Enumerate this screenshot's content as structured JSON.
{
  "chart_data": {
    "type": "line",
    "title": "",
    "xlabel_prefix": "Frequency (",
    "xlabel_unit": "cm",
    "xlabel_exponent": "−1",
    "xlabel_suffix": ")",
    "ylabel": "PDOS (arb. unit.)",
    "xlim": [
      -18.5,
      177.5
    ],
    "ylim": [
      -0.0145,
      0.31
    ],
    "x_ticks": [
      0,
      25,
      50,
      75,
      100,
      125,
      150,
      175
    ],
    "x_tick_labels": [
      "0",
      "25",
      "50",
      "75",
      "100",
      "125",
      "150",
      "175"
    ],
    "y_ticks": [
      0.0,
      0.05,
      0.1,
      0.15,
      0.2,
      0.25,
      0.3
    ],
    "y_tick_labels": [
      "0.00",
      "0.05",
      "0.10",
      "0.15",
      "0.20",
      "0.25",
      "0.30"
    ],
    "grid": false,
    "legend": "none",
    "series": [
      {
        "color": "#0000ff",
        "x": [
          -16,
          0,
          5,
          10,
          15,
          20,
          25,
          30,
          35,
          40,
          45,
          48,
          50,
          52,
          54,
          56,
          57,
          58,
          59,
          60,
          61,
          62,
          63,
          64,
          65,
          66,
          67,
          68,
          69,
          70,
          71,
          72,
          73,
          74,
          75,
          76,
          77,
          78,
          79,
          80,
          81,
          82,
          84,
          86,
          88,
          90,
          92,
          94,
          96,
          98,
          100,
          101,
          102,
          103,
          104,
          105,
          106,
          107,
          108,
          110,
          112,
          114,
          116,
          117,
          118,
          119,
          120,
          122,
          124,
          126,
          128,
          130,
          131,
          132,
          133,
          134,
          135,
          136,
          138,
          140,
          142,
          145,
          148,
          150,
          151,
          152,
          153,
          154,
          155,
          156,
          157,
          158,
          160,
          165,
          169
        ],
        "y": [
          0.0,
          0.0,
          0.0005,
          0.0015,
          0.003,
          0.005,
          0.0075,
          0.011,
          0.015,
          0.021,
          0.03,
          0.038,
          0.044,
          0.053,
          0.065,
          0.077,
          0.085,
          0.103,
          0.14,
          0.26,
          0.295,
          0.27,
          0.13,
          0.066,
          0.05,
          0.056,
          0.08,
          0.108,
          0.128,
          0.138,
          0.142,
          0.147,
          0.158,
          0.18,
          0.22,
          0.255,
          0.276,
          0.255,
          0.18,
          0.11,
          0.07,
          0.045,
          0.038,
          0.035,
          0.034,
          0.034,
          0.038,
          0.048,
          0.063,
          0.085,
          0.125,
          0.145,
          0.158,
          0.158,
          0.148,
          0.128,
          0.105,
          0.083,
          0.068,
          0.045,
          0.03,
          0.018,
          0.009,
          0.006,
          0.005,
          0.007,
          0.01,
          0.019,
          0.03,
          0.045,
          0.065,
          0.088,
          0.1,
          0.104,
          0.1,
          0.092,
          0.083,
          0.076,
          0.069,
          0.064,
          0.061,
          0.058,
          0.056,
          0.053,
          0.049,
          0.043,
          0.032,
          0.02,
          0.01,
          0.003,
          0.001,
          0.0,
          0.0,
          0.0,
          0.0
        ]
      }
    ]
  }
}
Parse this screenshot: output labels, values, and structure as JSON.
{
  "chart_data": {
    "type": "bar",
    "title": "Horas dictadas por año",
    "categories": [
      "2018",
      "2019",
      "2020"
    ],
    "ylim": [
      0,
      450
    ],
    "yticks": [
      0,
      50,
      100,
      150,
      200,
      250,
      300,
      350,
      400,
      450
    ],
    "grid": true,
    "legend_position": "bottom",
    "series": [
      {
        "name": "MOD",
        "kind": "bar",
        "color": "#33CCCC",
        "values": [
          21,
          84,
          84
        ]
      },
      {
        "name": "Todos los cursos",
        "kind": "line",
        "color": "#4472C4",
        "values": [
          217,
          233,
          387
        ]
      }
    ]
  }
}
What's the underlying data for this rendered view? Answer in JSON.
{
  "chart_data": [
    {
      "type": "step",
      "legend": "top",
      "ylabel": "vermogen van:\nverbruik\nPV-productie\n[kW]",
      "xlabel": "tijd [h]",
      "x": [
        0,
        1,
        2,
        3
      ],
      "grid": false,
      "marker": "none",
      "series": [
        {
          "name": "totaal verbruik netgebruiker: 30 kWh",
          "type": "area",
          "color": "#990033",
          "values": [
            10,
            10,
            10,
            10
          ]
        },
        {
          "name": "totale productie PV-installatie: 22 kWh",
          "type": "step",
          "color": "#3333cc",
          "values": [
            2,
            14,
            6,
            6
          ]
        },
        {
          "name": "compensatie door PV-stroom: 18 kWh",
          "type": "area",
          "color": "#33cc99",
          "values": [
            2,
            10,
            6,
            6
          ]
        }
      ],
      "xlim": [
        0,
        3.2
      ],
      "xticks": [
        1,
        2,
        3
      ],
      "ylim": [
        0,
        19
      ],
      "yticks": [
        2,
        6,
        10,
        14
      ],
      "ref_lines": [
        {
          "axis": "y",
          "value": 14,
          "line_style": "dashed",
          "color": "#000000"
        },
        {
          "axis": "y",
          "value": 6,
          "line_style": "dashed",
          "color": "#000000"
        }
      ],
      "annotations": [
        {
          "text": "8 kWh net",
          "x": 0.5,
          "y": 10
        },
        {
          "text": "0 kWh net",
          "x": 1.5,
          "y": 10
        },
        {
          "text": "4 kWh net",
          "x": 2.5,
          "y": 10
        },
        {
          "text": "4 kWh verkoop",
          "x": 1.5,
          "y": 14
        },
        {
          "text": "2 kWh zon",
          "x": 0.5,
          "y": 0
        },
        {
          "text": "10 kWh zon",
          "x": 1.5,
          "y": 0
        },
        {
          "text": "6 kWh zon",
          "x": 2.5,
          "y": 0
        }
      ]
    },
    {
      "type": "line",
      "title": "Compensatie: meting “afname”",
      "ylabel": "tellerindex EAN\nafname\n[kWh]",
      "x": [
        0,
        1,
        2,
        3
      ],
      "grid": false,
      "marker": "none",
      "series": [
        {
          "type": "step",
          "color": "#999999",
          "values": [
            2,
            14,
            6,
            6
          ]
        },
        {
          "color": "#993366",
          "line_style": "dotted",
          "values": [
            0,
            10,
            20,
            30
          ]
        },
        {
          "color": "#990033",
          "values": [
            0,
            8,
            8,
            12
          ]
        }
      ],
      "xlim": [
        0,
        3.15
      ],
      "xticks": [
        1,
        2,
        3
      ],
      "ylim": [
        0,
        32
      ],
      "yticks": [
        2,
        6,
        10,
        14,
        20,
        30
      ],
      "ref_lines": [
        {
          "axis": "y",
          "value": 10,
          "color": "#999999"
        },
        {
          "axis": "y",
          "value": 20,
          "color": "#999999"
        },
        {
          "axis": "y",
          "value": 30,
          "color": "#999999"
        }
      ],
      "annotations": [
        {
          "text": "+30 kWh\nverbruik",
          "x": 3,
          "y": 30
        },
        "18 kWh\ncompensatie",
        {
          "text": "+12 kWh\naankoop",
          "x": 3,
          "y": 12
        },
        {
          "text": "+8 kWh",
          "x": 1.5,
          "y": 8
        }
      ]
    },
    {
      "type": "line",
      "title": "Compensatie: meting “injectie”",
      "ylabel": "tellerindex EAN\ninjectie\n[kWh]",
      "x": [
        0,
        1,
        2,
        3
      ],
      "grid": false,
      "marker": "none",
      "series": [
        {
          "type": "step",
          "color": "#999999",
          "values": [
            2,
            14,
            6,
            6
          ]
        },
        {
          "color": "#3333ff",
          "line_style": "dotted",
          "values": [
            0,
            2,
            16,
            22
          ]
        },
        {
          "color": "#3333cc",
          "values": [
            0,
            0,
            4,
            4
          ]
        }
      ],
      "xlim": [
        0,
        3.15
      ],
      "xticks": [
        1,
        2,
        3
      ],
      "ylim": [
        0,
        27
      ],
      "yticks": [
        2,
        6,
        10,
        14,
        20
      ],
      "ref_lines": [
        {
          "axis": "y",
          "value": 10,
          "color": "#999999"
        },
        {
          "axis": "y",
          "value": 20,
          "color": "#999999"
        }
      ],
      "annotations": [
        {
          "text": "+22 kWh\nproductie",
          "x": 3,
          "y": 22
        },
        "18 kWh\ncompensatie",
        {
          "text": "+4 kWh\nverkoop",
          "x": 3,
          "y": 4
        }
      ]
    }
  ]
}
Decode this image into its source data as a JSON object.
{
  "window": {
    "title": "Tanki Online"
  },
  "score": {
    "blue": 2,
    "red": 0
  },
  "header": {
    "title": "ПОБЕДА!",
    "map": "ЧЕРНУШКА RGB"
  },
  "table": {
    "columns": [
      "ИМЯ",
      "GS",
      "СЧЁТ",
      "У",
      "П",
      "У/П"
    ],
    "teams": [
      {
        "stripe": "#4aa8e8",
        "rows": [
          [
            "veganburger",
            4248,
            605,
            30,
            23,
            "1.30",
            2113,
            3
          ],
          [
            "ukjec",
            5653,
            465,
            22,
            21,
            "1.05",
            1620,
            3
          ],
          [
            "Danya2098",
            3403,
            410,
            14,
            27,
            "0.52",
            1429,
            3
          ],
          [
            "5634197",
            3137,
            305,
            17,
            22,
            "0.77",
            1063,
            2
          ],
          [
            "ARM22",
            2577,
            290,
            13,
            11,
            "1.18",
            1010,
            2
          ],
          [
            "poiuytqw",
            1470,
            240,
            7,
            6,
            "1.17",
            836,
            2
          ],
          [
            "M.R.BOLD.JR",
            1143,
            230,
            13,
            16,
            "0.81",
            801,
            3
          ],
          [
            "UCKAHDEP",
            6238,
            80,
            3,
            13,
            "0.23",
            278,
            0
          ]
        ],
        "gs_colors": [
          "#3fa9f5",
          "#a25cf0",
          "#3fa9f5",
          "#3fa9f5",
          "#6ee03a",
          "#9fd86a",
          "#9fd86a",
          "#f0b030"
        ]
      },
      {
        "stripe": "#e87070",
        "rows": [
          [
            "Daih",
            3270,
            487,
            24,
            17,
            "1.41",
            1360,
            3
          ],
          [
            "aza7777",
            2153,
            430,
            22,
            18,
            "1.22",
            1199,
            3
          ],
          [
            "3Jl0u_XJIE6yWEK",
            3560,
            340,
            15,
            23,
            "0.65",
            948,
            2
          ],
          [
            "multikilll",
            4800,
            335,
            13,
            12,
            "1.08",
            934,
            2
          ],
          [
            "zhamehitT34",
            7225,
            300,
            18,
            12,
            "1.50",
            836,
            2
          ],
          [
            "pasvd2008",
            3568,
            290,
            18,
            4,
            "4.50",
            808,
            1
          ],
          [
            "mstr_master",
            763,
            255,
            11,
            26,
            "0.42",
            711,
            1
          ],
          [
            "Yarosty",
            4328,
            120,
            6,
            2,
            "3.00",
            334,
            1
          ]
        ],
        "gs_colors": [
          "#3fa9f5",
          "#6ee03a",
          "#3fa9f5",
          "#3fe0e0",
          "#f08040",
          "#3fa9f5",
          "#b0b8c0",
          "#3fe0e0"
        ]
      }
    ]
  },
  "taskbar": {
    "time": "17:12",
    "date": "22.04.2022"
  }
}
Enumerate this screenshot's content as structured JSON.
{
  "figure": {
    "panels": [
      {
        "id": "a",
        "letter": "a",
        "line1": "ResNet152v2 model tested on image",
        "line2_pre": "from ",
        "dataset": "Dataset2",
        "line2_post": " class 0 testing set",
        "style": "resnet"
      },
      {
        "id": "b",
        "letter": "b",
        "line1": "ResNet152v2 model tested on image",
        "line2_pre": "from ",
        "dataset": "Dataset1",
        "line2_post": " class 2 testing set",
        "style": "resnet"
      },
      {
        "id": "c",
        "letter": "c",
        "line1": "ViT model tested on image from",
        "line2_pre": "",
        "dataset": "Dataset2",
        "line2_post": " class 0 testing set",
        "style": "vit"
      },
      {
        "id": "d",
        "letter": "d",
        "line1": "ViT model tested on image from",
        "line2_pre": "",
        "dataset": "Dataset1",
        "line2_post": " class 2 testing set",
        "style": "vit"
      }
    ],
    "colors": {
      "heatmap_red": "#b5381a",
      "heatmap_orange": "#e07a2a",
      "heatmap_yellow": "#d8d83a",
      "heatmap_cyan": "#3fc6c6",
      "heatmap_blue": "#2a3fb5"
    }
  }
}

What needs to be done
Count the lines in the records above that contain the word "text", and reply with only that number.

Answer to this task
12